LISTED RECORDS:
━━━━━━━━━━

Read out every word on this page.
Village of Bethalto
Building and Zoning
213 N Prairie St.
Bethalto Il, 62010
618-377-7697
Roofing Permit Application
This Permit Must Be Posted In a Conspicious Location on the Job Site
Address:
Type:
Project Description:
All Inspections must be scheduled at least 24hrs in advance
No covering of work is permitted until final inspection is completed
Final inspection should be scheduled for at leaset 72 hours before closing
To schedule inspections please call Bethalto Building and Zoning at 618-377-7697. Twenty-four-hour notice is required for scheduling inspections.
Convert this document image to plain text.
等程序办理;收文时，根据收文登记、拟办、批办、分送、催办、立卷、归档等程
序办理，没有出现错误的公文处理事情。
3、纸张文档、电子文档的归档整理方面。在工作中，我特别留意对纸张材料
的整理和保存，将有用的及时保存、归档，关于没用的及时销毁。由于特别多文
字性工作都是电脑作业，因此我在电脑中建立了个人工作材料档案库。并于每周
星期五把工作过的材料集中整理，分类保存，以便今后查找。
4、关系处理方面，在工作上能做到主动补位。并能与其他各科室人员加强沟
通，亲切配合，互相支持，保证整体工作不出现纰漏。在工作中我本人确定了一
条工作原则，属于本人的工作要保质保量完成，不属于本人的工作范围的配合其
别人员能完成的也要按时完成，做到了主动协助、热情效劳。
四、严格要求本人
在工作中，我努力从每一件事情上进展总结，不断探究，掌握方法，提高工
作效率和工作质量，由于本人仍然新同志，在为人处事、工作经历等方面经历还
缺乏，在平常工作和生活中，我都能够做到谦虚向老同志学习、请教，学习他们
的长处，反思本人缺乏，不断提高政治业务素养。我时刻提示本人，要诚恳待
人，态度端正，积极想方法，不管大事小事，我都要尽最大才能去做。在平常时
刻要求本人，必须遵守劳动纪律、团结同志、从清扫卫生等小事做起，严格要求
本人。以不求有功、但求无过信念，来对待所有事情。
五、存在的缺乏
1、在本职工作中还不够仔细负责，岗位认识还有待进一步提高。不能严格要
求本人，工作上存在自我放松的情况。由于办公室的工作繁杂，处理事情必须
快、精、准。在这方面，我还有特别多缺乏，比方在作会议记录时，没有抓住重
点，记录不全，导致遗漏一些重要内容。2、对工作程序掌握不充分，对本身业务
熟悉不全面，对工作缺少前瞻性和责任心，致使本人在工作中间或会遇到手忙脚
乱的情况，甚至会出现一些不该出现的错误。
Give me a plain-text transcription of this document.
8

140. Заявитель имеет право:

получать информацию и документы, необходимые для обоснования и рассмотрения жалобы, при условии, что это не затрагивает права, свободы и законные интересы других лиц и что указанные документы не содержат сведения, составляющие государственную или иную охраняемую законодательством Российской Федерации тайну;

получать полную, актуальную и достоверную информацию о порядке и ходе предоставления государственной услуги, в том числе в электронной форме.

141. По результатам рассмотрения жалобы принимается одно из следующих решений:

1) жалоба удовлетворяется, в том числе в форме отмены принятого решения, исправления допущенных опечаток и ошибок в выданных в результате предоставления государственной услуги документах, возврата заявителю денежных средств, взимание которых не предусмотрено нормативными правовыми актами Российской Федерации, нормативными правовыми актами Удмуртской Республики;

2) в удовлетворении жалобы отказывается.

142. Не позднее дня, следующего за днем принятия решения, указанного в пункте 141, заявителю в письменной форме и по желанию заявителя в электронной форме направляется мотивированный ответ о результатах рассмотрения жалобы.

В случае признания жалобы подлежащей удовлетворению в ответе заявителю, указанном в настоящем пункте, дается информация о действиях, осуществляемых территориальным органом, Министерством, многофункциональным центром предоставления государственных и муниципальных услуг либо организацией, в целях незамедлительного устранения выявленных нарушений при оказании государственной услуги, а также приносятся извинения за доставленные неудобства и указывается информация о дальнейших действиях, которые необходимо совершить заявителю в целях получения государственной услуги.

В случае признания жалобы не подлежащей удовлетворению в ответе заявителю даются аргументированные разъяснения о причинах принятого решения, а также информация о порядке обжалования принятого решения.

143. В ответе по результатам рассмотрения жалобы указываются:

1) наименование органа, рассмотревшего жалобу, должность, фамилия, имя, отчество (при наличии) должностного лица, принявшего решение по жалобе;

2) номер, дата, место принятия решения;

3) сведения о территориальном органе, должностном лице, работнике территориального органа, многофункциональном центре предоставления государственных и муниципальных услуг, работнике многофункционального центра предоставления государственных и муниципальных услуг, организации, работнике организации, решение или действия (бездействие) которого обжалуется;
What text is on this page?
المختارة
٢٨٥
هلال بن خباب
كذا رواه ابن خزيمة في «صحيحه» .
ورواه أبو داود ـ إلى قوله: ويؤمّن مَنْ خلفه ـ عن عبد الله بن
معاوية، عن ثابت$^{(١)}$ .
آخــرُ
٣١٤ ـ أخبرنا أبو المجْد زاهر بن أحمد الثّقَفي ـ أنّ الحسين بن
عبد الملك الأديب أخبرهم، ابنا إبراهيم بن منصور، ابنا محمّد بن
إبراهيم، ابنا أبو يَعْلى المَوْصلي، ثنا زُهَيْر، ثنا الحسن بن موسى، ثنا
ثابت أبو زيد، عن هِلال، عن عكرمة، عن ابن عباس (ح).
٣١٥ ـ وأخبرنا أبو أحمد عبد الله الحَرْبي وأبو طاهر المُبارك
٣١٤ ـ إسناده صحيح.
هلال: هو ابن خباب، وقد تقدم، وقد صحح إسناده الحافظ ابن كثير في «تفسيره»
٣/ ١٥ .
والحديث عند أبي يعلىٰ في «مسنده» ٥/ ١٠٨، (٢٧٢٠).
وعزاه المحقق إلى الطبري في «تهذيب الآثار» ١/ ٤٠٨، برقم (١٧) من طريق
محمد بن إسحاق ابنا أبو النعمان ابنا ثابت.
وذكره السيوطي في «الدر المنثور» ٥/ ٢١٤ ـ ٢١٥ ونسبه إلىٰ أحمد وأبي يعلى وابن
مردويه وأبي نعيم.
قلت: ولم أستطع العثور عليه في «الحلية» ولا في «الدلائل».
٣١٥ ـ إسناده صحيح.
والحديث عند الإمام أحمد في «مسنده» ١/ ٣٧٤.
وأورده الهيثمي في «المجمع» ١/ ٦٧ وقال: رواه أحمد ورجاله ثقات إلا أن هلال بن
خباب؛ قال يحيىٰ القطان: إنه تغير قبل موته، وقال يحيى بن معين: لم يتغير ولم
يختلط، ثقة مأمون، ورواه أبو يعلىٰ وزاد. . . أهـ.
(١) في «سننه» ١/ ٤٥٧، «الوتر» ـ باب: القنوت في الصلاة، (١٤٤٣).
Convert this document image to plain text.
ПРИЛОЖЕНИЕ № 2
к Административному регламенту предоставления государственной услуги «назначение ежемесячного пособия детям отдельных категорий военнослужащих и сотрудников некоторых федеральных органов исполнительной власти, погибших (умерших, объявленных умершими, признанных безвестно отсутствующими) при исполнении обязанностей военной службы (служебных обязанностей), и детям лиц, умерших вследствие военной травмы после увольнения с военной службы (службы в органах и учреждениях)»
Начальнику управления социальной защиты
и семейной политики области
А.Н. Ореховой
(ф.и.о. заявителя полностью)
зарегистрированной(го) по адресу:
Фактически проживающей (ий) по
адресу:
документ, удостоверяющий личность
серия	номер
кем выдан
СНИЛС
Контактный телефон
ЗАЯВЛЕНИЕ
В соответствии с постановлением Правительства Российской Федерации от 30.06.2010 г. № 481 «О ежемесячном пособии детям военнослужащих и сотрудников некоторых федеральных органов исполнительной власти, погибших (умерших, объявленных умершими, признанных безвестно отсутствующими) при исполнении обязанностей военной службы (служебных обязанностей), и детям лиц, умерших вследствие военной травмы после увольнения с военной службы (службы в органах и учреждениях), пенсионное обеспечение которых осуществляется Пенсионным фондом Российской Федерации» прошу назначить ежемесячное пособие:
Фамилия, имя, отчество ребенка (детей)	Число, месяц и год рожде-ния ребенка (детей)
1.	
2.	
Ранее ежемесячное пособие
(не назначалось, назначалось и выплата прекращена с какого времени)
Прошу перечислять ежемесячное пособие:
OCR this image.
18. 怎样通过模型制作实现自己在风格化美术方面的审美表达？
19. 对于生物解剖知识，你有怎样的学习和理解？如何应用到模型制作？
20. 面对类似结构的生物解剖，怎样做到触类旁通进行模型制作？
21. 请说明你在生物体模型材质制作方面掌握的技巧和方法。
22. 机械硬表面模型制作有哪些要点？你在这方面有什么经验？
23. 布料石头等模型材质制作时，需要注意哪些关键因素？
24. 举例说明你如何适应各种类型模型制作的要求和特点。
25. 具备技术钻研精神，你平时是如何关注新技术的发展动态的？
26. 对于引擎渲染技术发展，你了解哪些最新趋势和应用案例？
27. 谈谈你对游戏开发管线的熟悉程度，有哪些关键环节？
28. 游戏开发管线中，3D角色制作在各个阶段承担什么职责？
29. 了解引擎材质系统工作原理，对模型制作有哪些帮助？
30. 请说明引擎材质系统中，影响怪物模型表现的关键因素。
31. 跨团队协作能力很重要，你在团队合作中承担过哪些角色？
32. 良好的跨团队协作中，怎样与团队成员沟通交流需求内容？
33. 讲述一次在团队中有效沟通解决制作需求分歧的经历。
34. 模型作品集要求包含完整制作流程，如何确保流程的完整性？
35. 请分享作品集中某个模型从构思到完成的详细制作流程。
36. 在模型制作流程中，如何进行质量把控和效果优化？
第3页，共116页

━━━━━━━━━━

EXERCISE REQUIREMENTS: Copy the lines from the entries above in which the word "والحديث" appears.

SOLUTION:
والحديث عند أبي يعلىٰ في «مسنده» ٥/ ١٠٨، (٢٧٢٠).
والحديث عند الإمام أحمد في «مسنده» ١/ ٣٧٤.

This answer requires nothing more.